Aim :: Every entry below must be repeated exactly; skip the pictures.

Records supplied ::
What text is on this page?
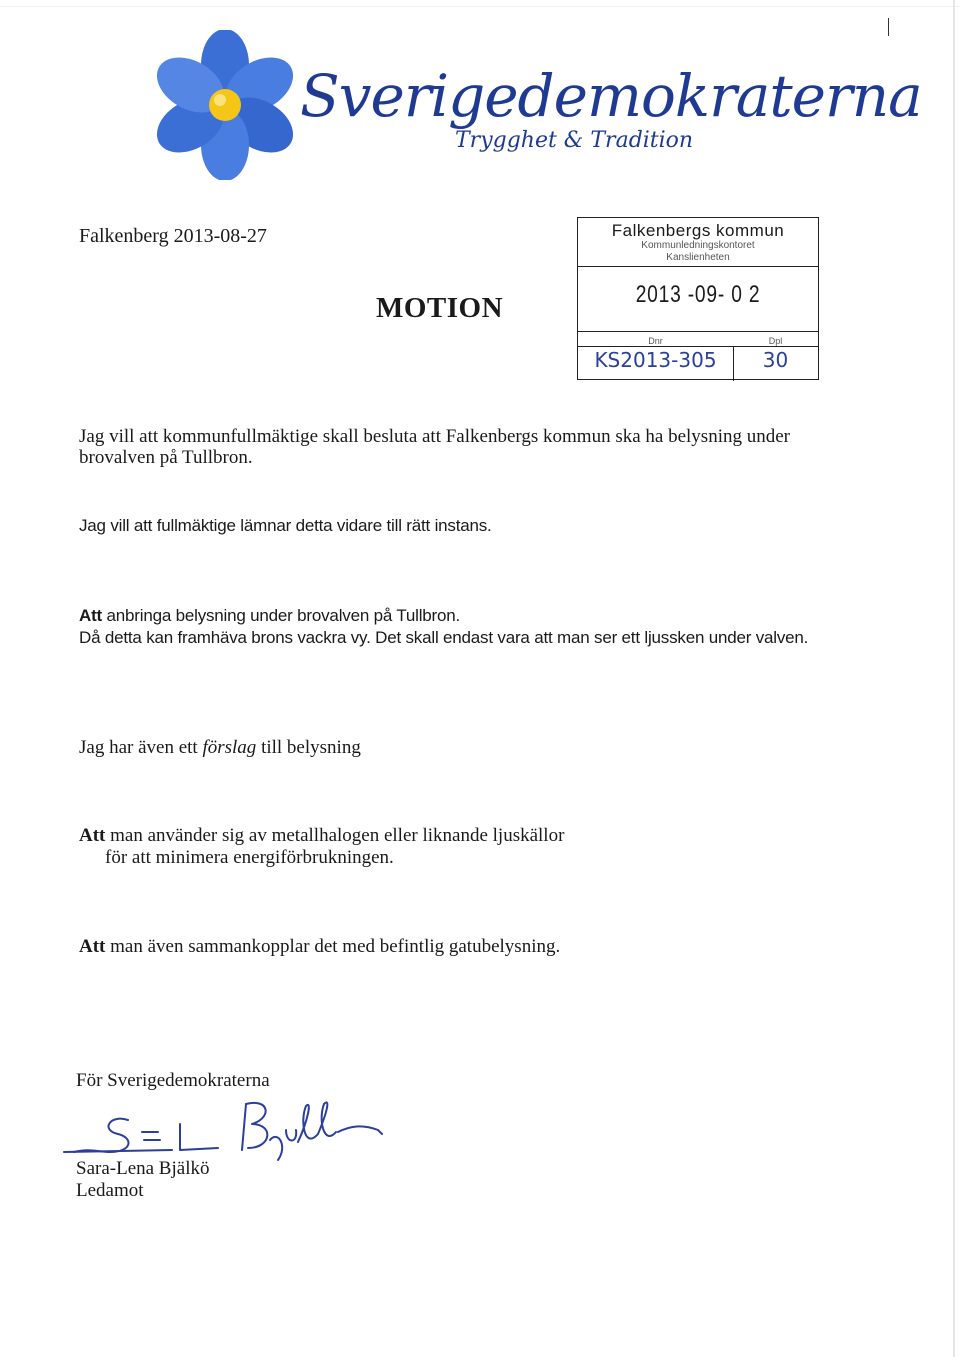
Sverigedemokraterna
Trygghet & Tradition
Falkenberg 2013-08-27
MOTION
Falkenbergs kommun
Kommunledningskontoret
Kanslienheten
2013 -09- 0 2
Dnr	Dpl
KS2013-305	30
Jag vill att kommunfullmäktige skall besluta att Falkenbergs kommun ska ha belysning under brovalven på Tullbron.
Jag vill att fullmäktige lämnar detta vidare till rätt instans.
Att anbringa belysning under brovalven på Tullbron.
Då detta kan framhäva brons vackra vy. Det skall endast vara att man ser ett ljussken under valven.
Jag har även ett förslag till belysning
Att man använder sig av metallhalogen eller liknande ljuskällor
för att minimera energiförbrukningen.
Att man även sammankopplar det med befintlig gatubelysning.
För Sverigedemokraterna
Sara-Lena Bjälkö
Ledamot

Answer to this problem ::
What text is on this page?
Sverigedemokraterna
Trygghet & Tradition
Falkenberg 2013-08-27
MOTION
Falkenbergs kommun
Kommunledningskontoret
Kanslienheten
2013 -09- 0 2
Dnr	Dpl
KS2013-305	30
Jag vill att kommunfullmäktige skall besluta att Falkenbergs kommun ska ha belysning under brovalven på Tullbron.
Jag vill att fullmäktige lämnar detta vidare till rätt instans.
Att anbringa belysning under brovalven på Tullbron.
Då detta kan framhäva brons vackra vy. Det skall endast vara att man ser ett ljussken under valven.
Jag har även ett förslag till belysning
Att man använder sig av metallhalogen eller liknande ljuskällor
för att minimera energiförbrukningen.
Att man även sammankopplar det med befintlig gatubelysning.
För Sverigedemokraterna
Sara-Lena Bjälkö
Ledamot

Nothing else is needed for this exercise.